▶ [Work to complete]
Would you return all of this data exactly, leaving nothing out?

Data listing:

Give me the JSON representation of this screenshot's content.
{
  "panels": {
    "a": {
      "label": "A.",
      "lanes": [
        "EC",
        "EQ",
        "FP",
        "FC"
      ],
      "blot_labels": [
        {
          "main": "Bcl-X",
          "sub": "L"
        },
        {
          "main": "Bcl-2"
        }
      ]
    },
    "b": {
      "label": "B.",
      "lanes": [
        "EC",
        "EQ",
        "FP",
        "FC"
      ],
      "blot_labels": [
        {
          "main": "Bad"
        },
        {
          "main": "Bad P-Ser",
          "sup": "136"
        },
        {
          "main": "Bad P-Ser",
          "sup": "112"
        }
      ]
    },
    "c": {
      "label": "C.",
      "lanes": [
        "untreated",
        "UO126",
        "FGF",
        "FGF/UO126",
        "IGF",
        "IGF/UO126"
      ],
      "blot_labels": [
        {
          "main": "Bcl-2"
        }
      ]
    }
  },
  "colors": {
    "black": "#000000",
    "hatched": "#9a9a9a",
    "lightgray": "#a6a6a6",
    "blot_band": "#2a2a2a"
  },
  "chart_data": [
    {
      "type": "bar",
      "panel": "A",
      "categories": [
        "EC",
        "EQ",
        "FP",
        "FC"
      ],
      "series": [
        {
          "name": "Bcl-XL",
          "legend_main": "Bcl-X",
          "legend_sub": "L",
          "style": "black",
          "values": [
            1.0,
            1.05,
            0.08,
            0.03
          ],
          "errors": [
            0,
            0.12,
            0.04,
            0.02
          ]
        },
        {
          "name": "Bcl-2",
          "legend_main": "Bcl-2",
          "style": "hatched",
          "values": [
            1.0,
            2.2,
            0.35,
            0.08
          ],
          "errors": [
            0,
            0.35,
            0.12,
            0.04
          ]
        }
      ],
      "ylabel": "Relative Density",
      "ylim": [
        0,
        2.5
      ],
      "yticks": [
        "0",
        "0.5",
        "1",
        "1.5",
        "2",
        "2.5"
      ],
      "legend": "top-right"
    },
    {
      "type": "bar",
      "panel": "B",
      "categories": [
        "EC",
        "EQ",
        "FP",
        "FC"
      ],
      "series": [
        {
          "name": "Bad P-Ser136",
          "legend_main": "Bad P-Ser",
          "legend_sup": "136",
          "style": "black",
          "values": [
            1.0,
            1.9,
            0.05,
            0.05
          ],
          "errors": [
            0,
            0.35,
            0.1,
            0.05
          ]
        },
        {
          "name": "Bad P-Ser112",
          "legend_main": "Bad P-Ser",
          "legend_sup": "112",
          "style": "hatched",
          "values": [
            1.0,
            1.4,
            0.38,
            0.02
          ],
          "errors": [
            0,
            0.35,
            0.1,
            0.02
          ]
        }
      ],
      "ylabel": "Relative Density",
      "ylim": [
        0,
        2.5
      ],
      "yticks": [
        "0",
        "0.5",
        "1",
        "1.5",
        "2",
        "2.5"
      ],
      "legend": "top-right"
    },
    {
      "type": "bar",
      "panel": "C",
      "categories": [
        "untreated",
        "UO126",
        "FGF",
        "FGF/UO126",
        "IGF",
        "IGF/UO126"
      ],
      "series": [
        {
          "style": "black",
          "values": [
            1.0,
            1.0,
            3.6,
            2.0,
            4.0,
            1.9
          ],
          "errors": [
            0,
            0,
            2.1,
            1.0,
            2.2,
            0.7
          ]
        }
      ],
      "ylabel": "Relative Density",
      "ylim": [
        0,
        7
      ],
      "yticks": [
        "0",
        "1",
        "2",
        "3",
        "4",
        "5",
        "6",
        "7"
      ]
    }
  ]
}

▶ [Exercise answer]
Give me the JSON representation of this screenshot's content.
{
  "panels": {
    "a": {
      "label": "A.",
      "lanes": [
        "EC",
        "EQ",
        "FP",
        "FC"
      ],
      "blot_labels": [
        {
          "main": "Bcl-X",
          "sub": "L"
        },
        {
          "main": "Bcl-2"
        }
      ]
    },
    "b": {
      "label": "B.",
      "lanes": [
        "EC",
        "EQ",
        "FP",
        "FC"
      ],
      "blot_labels": [
        {
          "main": "Bad"
        },
        {
          "main": "Bad P-Ser",
          "sup": "136"
        },
        {
          "main": "Bad P-Ser",
          "sup": "112"
        }
      ]
    },
    "c": {
      "label": "C.",
      "lanes": [
        "untreated",
        "UO126",
        "FGF",
        "FGF/UO126",
        "IGF",
        "IGF/UO126"
      ],
      "blot_labels": [
        {
          "main": "Bcl-2"
        }
      ]
    }
  },
  "colors": {
    "black": "#000000",
    "hatched": "#9a9a9a",
    "lightgray": "#a6a6a6",
    "blot_band": "#2a2a2a"
  },
  "chart_data": [
    {
      "type": "bar",
      "panel": "A",
      "categories": [
        "EC",
        "EQ",
        "FP",
        "FC"
      ],
      "series": [
        {
          "name": "Bcl-XL",
          "legend_main": "Bcl-X",
          "legend_sub": "L",
          "style": "black",
          "values": [
            1.0,
            1.05,
            0.08,
            0.03
          ],
          "errors": [
            0,
            0.12,
            0.04,
            0.02
          ]
        },
        {
          "name": "Bcl-2",
          "legend_main": "Bcl-2",
          "style": "hatched",
          "values": [
            1.0,
            2.2,
            0.35,
            0.08
          ],
          "errors": [
            0,
            0.35,
            0.12,
            0.04
          ]
        }
      ],
      "ylabel": "Relative Density",
      "ylim": [
        0,
        2.5
      ],
      "yticks": [
        "0",
        "0.5",
        "1",
        "1.5",
        "2",
        "2.5"
      ],
      "legend": "top-right"
    },
    {
      "type": "bar",
      "panel": "B",
      "categories": [
        "EC",
        "EQ",
        "FP",
        "FC"
      ],
      "series": [
        {
          "name": "Bad P-Ser136",
          "legend_main": "Bad P-Ser",
          "legend_sup": "136",
          "style": "black",
          "values": [
            1.0,
            1.9,
            0.05,
            0.05
          ],
          "errors": [
            0,
            0.35,
            0.1,
            0.05
          ]
        },
        {
          "name": "Bad P-Ser112",
          "legend_main": "Bad P-Ser",
          "legend_sup": "112",
          "style": "hatched",
          "values": [
            1.0,
            1.4,
            0.38,
            0.02
          ],
          "errors": [
            0,
            0.35,
            0.1,
            0.02
          ]
        }
      ],
      "ylabel": "Relative Density",
      "ylim": [
        0,
        2.5
      ],
      "yticks": [
        "0",
        "0.5",
        "1",
        "1.5",
        "2",
        "2.5"
      ],
      "legend": "top-right"
    },
    {
      "type": "bar",
      "panel": "C",
      "categories": [
        "untreated",
        "UO126",
        "FGF",
        "FGF/UO126",
        "IGF",
        "IGF/UO126"
      ],
      "series": [
        {
          "style": "black",
          "values": [
            1.0,
            1.0,
            3.6,
            2.0,
            4.0,
            1.9
          ],
          "errors": [
            0,
            0,
            2.1,
            1.0,
            2.2,
            0.7
          ]
        }
      ],
      "ylabel": "Relative Density",
      "ylim": [
        0,
        7
      ],
      "yticks": [
        "0",
        "1",
        "2",
        "3",
        "4",
        "5",
        "6",
        "7"
      ]
    }
  ]
}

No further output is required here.